The records that follow should be retyped word for word.
---- Given entries
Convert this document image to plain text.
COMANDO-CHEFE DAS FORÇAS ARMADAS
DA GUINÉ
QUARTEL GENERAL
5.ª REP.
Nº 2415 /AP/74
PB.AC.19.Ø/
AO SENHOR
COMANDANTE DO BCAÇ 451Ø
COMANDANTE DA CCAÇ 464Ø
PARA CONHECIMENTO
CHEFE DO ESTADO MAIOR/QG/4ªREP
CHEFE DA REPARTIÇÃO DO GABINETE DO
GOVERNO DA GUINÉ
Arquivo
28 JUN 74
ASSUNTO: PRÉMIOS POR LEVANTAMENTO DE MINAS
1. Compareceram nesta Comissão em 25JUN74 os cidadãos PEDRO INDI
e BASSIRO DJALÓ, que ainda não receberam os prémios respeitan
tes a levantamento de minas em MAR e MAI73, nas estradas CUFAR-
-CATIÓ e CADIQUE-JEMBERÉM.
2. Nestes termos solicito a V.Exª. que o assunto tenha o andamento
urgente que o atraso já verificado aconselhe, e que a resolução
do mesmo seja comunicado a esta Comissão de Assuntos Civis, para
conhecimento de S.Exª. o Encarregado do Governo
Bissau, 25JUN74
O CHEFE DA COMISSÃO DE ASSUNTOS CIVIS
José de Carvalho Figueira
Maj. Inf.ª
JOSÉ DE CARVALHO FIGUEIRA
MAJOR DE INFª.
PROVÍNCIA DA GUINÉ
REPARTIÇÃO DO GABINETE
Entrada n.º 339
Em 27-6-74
--------
- _Solution_
Convert this document image to plain text.
COMANDO-CHEFE DAS FORÇAS ARMADAS
DA GUINÉ
QUARTEL GENERAL
5.ª REP.
Nº 2415 /AP/74
PB.AC.19.Ø/
AO SENHOR
COMANDANTE DO BCAÇ 451Ø
COMANDANTE DA CCAÇ 464Ø
PARA CONHECIMENTO
CHEFE DO ESTADO MAIOR/QG/4ªREP
CHEFE DA REPARTIÇÃO DO GABINETE DO
GOVERNO DA GUINÉ
Arquivo
28 JUN 74
ASSUNTO: PRÉMIOS POR LEVANTAMENTO DE MINAS
1. Compareceram nesta Comissão em 25JUN74 os cidadãos PEDRO INDI
e BASSIRO DJALÓ, que ainda não receberam os prémios respeitan
tes a levantamento de minas em MAR e MAI73, nas estradas CUFAR-
-CATIÓ e CADIQUE-JEMBERÉM.
2. Nestes termos solicito a V.Exª. que o assunto tenha o andamento
urgente que o atraso já verificado aconselhe, e que a resolução
do mesmo seja comunicado a esta Comissão de Assuntos Civis, para
conhecimento de S.Exª. o Encarregado do Governo
Bissau, 25JUN74
O CHEFE DA COMISSÃO DE ASSUNTOS CIVIS
José de Carvalho Figueira
Maj. Inf.ª
JOSÉ DE CARVALHO FIGUEIRA
MAJOR DE INFª.
PROVÍNCIA DA GUINÉ
REPARTIÇÃO DO GABINETE
Entrada n.º 339
Em 27-6-74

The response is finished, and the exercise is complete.